## ENTRIES SUPPLIED:

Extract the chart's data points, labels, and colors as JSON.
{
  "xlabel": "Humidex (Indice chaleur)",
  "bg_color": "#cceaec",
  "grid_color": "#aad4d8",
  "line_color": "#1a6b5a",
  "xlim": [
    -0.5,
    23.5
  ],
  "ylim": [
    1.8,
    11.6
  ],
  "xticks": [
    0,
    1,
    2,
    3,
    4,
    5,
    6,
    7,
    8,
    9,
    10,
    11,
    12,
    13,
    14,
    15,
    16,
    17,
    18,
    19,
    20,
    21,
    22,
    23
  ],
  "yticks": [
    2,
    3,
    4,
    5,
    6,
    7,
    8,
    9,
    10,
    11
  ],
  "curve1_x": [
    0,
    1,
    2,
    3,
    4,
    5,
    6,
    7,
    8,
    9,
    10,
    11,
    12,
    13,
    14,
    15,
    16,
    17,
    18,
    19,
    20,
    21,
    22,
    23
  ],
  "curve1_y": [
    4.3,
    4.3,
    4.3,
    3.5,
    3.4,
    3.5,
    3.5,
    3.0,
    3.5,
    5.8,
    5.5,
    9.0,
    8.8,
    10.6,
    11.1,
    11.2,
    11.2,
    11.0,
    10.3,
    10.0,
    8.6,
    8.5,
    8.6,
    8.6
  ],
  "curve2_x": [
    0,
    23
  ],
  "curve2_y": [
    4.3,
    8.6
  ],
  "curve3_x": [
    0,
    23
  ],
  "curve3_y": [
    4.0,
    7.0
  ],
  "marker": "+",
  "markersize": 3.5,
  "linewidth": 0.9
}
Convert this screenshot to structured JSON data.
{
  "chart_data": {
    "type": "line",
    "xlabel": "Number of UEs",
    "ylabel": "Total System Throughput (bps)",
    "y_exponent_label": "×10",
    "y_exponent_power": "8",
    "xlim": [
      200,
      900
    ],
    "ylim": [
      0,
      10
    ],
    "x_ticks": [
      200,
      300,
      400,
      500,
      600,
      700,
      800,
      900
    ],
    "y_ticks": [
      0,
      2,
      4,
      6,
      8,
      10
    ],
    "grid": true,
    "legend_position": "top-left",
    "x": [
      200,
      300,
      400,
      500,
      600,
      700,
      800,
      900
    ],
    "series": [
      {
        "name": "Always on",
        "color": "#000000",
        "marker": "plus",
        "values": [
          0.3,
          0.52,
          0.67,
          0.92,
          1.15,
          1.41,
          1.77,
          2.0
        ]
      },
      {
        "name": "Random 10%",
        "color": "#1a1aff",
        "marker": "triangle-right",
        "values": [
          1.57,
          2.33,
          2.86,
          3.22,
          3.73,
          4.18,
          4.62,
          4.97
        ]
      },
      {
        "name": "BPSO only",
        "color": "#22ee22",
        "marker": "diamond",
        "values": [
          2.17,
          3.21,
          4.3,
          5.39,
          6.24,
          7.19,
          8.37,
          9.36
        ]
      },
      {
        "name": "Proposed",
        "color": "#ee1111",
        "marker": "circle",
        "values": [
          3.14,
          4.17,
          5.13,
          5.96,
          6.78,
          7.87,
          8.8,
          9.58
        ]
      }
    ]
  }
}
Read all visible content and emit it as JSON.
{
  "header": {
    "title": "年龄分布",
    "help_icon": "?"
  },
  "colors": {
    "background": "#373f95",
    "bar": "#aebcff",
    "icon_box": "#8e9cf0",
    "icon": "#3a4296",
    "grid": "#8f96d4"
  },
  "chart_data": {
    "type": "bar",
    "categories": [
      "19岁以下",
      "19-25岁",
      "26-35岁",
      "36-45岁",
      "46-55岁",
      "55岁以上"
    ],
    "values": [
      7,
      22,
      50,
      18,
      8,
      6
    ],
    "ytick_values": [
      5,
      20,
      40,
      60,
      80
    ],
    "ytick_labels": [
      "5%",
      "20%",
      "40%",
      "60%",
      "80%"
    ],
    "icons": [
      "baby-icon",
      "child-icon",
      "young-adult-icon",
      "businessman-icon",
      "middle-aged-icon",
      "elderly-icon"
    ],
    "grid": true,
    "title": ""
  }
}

--

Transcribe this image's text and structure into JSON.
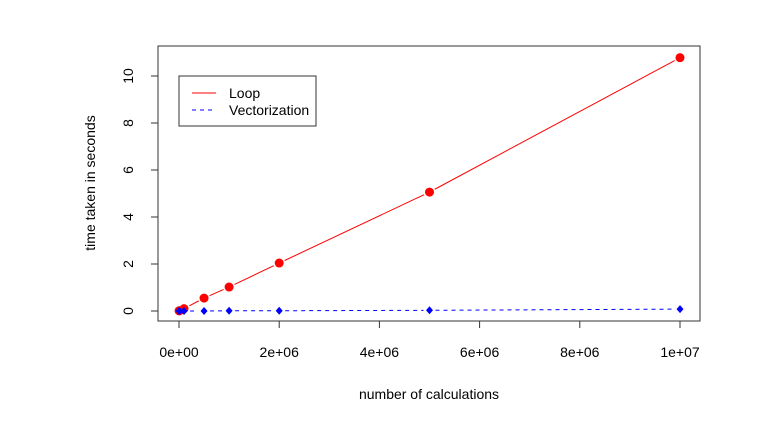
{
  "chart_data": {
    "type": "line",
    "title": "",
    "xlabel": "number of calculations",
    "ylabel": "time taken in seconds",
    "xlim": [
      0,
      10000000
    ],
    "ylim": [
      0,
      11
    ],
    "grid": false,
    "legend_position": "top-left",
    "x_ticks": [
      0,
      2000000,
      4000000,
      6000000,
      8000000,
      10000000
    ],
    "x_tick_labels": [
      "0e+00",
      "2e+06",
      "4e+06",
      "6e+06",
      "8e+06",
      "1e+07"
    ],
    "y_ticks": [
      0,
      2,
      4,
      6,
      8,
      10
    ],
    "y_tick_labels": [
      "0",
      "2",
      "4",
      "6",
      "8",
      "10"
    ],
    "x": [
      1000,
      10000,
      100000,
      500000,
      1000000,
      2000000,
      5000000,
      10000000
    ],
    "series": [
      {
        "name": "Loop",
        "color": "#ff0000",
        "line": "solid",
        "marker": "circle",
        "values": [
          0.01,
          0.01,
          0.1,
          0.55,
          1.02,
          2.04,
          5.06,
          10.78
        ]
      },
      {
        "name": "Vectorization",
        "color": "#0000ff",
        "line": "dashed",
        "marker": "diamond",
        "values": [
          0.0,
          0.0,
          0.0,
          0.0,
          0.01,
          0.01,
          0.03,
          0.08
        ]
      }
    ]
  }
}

## EXERCISE DESCRIPTION:
Examine the listing and say how many of its lines contain the string "colors". Give the number alone.

## RESULT:
2